> _Objective_
Could you print every record below exactly as it appears?

↓

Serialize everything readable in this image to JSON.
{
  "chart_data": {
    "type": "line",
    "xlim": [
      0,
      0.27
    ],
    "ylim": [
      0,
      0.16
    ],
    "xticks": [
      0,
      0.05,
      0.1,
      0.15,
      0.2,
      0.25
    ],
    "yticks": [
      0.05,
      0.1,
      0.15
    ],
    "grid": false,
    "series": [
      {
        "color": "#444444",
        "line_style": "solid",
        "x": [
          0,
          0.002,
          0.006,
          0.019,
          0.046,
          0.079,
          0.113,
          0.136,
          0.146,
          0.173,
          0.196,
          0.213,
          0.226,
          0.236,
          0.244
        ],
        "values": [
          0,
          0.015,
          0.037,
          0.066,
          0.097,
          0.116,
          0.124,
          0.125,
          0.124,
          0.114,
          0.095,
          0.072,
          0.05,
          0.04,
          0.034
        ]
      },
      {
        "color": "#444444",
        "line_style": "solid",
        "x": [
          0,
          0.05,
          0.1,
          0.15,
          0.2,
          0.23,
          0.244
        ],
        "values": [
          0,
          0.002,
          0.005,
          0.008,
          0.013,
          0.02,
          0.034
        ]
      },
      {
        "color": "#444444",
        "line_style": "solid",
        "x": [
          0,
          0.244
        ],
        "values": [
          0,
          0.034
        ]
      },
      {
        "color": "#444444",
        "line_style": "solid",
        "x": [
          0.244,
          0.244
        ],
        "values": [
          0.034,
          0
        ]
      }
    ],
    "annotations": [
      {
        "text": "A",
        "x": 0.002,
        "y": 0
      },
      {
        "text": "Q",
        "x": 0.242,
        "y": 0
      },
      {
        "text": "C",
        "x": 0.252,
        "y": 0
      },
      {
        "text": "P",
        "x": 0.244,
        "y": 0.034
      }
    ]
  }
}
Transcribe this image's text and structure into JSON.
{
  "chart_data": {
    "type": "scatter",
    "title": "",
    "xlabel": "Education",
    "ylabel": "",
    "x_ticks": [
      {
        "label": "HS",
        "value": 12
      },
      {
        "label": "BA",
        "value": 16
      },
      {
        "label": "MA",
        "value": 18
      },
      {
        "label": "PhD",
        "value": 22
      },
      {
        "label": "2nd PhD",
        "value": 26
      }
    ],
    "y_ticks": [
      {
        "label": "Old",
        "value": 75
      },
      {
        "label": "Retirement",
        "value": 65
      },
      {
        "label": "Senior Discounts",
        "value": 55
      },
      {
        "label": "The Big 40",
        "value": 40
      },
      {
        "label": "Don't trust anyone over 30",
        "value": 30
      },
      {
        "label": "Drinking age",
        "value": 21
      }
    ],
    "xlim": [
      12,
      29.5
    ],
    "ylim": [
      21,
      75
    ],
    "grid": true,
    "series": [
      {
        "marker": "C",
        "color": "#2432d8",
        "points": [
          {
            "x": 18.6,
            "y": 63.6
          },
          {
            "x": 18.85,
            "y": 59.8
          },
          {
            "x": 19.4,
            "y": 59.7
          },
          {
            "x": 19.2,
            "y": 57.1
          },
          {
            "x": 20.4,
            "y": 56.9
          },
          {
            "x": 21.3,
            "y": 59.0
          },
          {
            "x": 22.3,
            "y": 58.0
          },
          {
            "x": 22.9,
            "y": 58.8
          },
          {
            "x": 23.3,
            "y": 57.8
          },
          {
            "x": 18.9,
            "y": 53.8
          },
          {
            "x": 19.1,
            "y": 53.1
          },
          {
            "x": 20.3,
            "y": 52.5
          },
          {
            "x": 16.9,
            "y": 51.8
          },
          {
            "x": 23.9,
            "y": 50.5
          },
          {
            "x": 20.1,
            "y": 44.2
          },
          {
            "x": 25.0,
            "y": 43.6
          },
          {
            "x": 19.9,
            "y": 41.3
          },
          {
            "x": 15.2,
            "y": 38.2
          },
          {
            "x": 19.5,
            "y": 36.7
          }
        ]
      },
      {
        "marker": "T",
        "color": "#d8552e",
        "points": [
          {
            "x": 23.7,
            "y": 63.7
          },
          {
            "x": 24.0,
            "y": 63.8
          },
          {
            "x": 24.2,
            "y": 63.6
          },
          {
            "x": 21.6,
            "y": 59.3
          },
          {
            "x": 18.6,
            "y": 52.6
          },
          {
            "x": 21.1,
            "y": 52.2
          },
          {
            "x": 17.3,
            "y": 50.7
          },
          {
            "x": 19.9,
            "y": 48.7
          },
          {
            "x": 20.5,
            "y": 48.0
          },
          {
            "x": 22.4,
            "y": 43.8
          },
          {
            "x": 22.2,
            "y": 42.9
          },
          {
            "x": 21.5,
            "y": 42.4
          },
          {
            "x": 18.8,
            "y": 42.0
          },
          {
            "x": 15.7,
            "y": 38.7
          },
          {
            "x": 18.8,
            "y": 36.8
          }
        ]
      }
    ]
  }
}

↑

> _The completed task_
Serialize everything readable in this image to JSON.
{
  "chart_data": {
    "type": "line",
    "xlim": [
      0,
      0.27
    ],
    "ylim": [
      0,
      0.16
    ],
    "xticks": [
      0,
      0.05,
      0.1,
      0.15,
      0.2,
      0.25
    ],
    "yticks": [
      0.05,
      0.1,
      0.15
    ],
    "grid": false,
    "series": [
      {
        "color": "#444444",
        "line_style": "solid",
        "x": [
          0,
          0.002,
          0.006,
          0.019,
          0.046,
          0.079,
          0.113,
          0.136,
          0.146,
          0.173,
          0.196,
          0.213,
          0.226,
          0.236,
          0.244
        ],
        "values": [
          0,
          0.015,
          0.037,
          0.066,
          0.097,
          0.116,
          0.124,
          0.125,
          0.124,
          0.114,
          0.095,
          0.072,
          0.05,
          0.04,
          0.034
        ]
      },
      {
        "color": "#444444",
        "line_style": "solid",
        "x": [
          0,
          0.05,
          0.1,
          0.15,
          0.2,
          0.23,
          0.244
        ],
        "values": [
          0,
          0.002,
          0.005,
          0.008,
          0.013,
          0.02,
          0.034
        ]
      },
      {
        "color": "#444444",
        "line_style": "solid",
        "x": [
          0,
          0.244
        ],
        "values": [
          0,
          0.034
        ]
      },
      {
        "color": "#444444",
        "line_style": "solid",
        "x": [
          0.244,
          0.244
        ],
        "values": [
          0.034,
          0
        ]
      }
    ],
    "annotations": [
      {
        "text": "A",
        "x": 0.002,
        "y": 0
      },
      {
        "text": "Q",
        "x": 0.242,
        "y": 0
      },
      {
        "text": "C",
        "x": 0.252,
        "y": 0
      },
      {
        "text": "P",
        "x": 0.244,
        "y": 0.034
      }
    ]
  }
}
Transcribe this image's text and structure into JSON.
{
  "chart_data": {
    "type": "scatter",
    "title": "",
    "xlabel": "Education",
    "ylabel": "",
    "x_ticks": [
      {
        "label": "HS",
        "value": 12
      },
      {
        "label": "BA",
        "value": 16
      },
      {
        "label": "MA",
        "value": 18
      },
      {
        "label": "PhD",
        "value": 22
      },
      {
        "label": "2nd PhD",
        "value": 26
      }
    ],
    "y_ticks": [
      {
        "label": "Old",
        "value": 75
      },
      {
        "label": "Retirement",
        "value": 65
      },
      {
        "label": "Senior Discounts",
        "value": 55
      },
      {
        "label": "The Big 40",
        "value": 40
      },
      {
        "label": "Don't trust anyone over 30",
        "value": 30
      },
      {
        "label": "Drinking age",
        "value": 21
      }
    ],
    "xlim": [
      12,
      29.5
    ],
    "ylim": [
      21,
      75
    ],
    "grid": true,
    "series": [
      {
        "marker": "C",
        "color": "#2432d8",
        "points": [
          {
            "x": 18.6,
            "y": 63.6
          },
          {
            "x": 18.85,
            "y": 59.8
          },
          {
            "x": 19.4,
            "y": 59.7
          },
          {
            "x": 19.2,
            "y": 57.1
          },
          {
            "x": 20.4,
            "y": 56.9
          },
          {
            "x": 21.3,
            "y": 59.0
          },
          {
            "x": 22.3,
            "y": 58.0
          },
          {
            "x": 22.9,
            "y": 58.8
          },
          {
            "x": 23.3,
            "y": 57.8
          },
          {
            "x": 18.9,
            "y": 53.8
          },
          {
            "x": 19.1,
            "y": 53.1
          },
          {
            "x": 20.3,
            "y": 52.5
          },
          {
            "x": 16.9,
            "y": 51.8
          },
          {
            "x": 23.9,
            "y": 50.5
          },
          {
            "x": 20.1,
            "y": 44.2
          },
          {
            "x": 25.0,
            "y": 43.6
          },
          {
            "x": 19.9,
            "y": 41.3
          },
          {
            "x": 15.2,
            "y": 38.2
          },
          {
            "x": 19.5,
            "y": 36.7
          }
        ]
      },
      {
        "marker": "T",
        "color": "#d8552e",
        "points": [
          {
            "x": 23.7,
            "y": 63.7
          },
          {
            "x": 24.0,
            "y": 63.8
          },
          {
            "x": 24.2,
            "y": 63.6
          },
          {
            "x": 21.6,
            "y": 59.3
          },
          {
            "x": 18.6,
            "y": 52.6
          },
          {
            "x": 21.1,
            "y": 52.2
          },
          {
            "x": 17.3,
            "y": 50.7
          },
          {
            "x": 19.9,
            "y": 48.7
          },
          {
            "x": 20.5,
            "y": 48.0
          },
          {
            "x": 22.4,
            "y": 43.8
          },
          {
            "x": 22.2,
            "y": 42.9
          },
          {
            "x": 21.5,
            "y": 42.4
          },
          {
            "x": 18.8,
            "y": 42.0
          },
          {
            "x": 15.7,
            "y": 38.7
          },
          {
            "x": 18.8,
            "y": 36.8
          }
        ]
      }
    ]
  }
}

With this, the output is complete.